Do this. Repeat every record below exactly, but leave out any pictures.

Data.
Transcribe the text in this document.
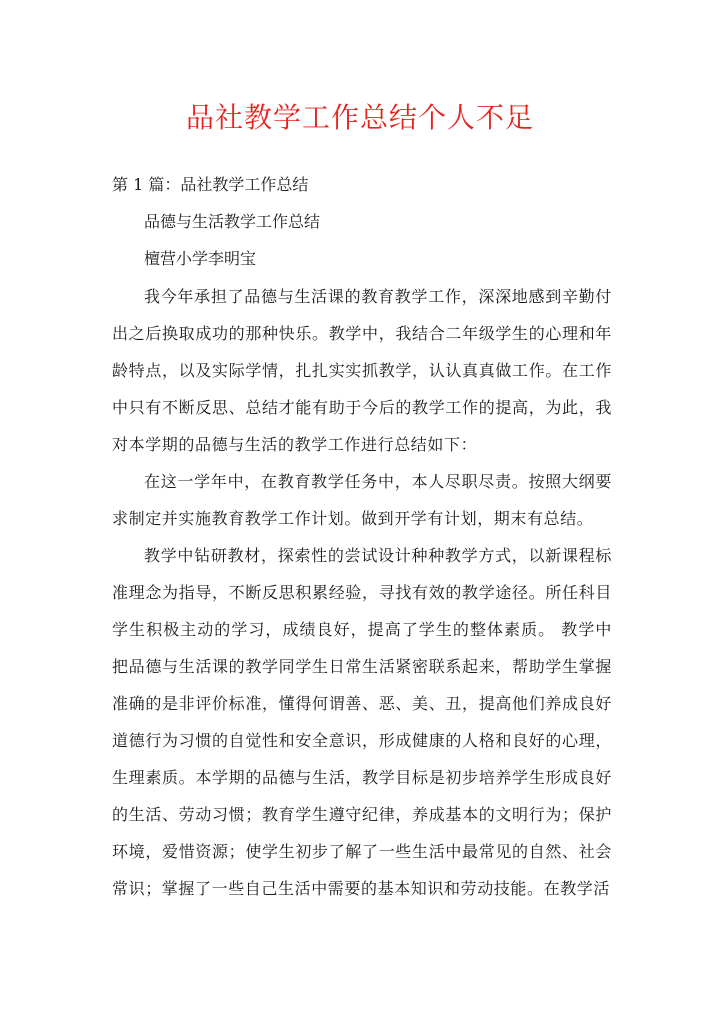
品社教学工作总结个人不足

第 1 篇：品社教学工作总结

品德与生活教学工作总结

檀营小学李明宝

我今年承担了品德与生活课的教育教学工作，深深地感到辛勤付出之后换取成功的那种快乐。教学中，我结合二年级学生的心理和年龄特点，以及实际学情，扎扎实实抓教学，认认真真做工作。在工作中只有不断反思、总结才能有助于今后的教学工作的提高，为此，我对本学期的品德与生活的教学工作进行总结如下：

在这一学年中，在教育教学任务中，本人尽职尽责。按照大纲要求制定并实施教育教学工作计划。做到开学有计划，期末有总结。

教学中钻研教材，探索性的尝试设计种种教学方式，以新课程标准理念为指导，不断反思积累经验，寻找有效的教学途径。所任科目学生积极主动的学习，成绩良好，提高了学生的整体素质。 教学中把品德与生活课的教学同学生日常生活紧密联系起来，帮助学生掌握准确的是非评价标准，懂得何谓善、恶、美、丑，提高他们养成良好道德行为习惯的自觉性和安全意识，形成健康的人格和良好的心理，生理素质。本学期的品德与生活，教学目标是初步培养学生形成良好的生活、劳动习惯；教育学生遵守纪律，养成基本的文明行为；保护环境，爱惜资源；使学生初步了解了一些生活中最常见的自然、社会常识；掌握了一些自己生活中需要的基本知识和劳动技能。在教学活
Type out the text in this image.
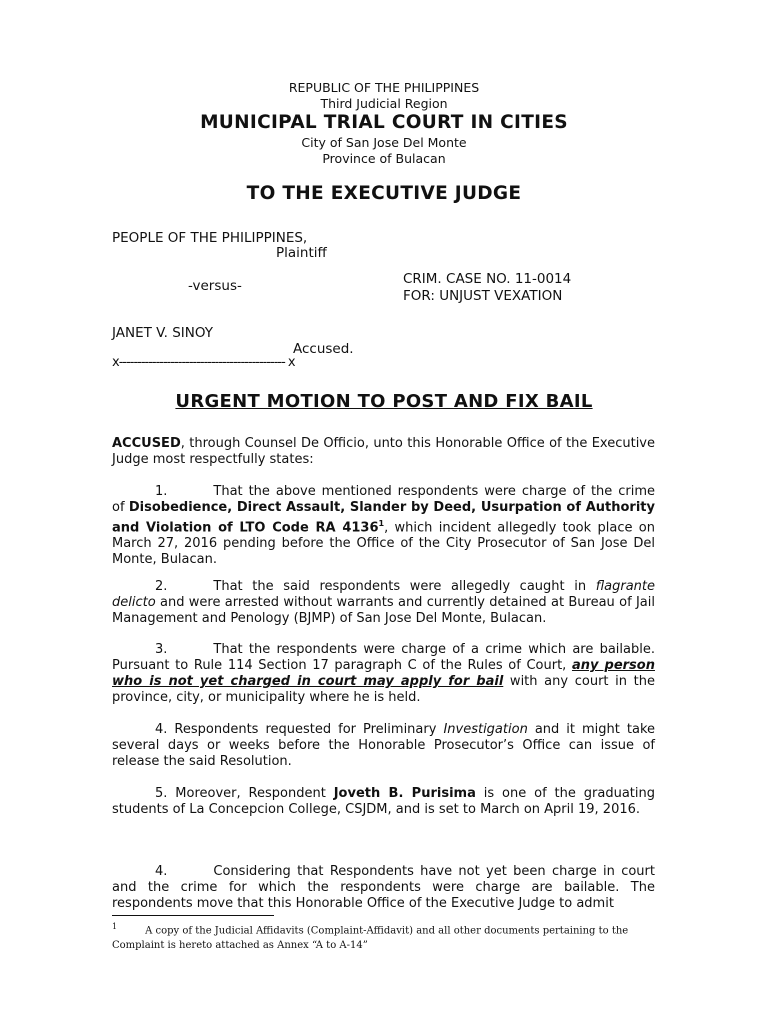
REPUBLIC OF THE PHILIPPINES
Third Judicial Region
MUNICIPAL TRIAL COURT IN CITIES
City of San Jose Del Monte
Province of Bulacan
TO THE EXECUTIVE JUDGE
PEOPLE OF THE PHILIPPINES,
Plaintiff
-versus-	CRIM. CASE NO. 11-0014
FOR: UNJUST VEXATION
JANET V. SINOY
Accused.
x--------------------------------------------- x
URGENT MOTION TO POST AND FIX BAIL
ACCUSED, through Counsel De Officio, unto this Honorable Office of the Executive Judge most respectfully states:
1.	That the above mentioned respondents were charge of the crime of Disobedience, Direct Assault, Slander by Deed, Usurpation of Authority and Violation of LTO Code RA 4136$^1$, which incident allegedly took place on March 27, 2016 pending before the Office of the City Prosecutor of San Jose Del Monte, Bulacan.
2.	That the said respondents were allegedly caught in flagrante delicto and were arrested without warrants and currently detained at Bureau of Jail Management and Penology (BJMP) of San Jose Del Monte, Bulacan.
3.	That the respondents were charge of a crime which are bailable. Pursuant to Rule 114 Section 17 paragraph C of the Rules of Court, any person who is not yet charged in court may apply for bail with any court in the province, city, or municipality where he is held.
4. Respondents requested for Preliminary Investigation and it might take several days or weeks before the Honorable Prosecutor’s Office can issue of release the said Resolution.
5. Moreover, Respondent Joveth B. Purisima is one of the graduating students of La Concepcion College, CSJDM, and is set to March on April 19, 2016.
4.	Considering that Respondents have not yet been charge in court and the crime for which the respondents were charge are bailable. The respondents move that this Honorable Office of the Executive Judge to admit
$^1$	A copy of the Judicial Affidavits (Complaint-Affidavit) and all other documents pertaining to the Complaint is hereto attached as Annex “A to A-14”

Exercise solution.
Transcribe the text in this document.
品社教学工作总结个人不足

第 1 篇：品社教学工作总结

品德与生活教学工作总结

檀营小学李明宝

我今年承担了品德与生活课的教育教学工作，深深地感到辛勤付出之后换取成功的那种快乐。教学中，我结合二年级学生的心理和年龄特点，以及实际学情，扎扎实实抓教学，认认真真做工作。在工作中只有不断反思、总结才能有助于今后的教学工作的提高，为此，我对本学期的品德与生活的教学工作进行总结如下：

在这一学年中，在教育教学任务中，本人尽职尽责。按照大纲要求制定并实施教育教学工作计划。做到开学有计划，期末有总结。

教学中钻研教材，探索性的尝试设计种种教学方式，以新课程标准理念为指导，不断反思积累经验，寻找有效的教学途径。所任科目学生积极主动的学习，成绩良好，提高了学生的整体素质。 教学中把品德与生活课的教学同学生日常生活紧密联系起来，帮助学生掌握准确的是非评价标准，懂得何谓善、恶、美、丑，提高他们养成良好道德行为习惯的自觉性和安全意识，形成健康的人格和良好的心理，生理素质。本学期的品德与生活，教学目标是初步培养学生形成良好的生活、劳动习惯；教育学生遵守纪律，养成基本的文明行为；保护环境，爱惜资源；使学生初步了解了一些生活中最常见的自然、社会常识；掌握了一些自己生活中需要的基本知识和劳动技能。在教学活
Type out the text in this image.
REPUBLIC OF THE PHILIPPINES
Third Judicial Region
MUNICIPAL TRIAL COURT IN CITIES
City of San Jose Del Monte
Province of Bulacan
TO THE EXECUTIVE JUDGE
PEOPLE OF THE PHILIPPINES,
Plaintiff
-versus-	CRIM. CASE NO. 11-0014
FOR: UNJUST VEXATION
JANET V. SINOY
Accused.
x--------------------------------------------- x
URGENT MOTION TO POST AND FIX BAIL
ACCUSED, through Counsel De Officio, unto this Honorable Office of the Executive Judge most respectfully states:
1.	That the above mentioned respondents were charge of the crime of Disobedience, Direct Assault, Slander by Deed, Usurpation of Authority and Violation of LTO Code RA 4136$^1$, which incident allegedly took place on March 27, 2016 pending before the Office of the City Prosecutor of San Jose Del Monte, Bulacan.
2.	That the said respondents were allegedly caught in flagrante delicto and were arrested without warrants and currently detained at Bureau of Jail Management and Penology (BJMP) of San Jose Del Monte, Bulacan.
3.	That the respondents were charge of a crime which are bailable. Pursuant to Rule 114 Section 17 paragraph C of the Rules of Court, any person who is not yet charged in court may apply for bail with any court in the province, city, or municipality where he is held.
4. Respondents requested for Preliminary Investigation and it might take several days or weeks before the Honorable Prosecutor’s Office can issue of release the said Resolution.
5. Moreover, Respondent Joveth B. Purisima is one of the graduating students of La Concepcion College, CSJDM, and is set to March on April 19, 2016.
4.	Considering that Respondents have not yet been charge in court and the crime for which the respondents were charge are bailable. The respondents move that this Honorable Office of the Executive Judge to admit
$^1$	A copy of the Judicial Affidavits (Complaint-Affidavit) and all other documents pertaining to the Complaint is hereto attached as Annex “A to A-14”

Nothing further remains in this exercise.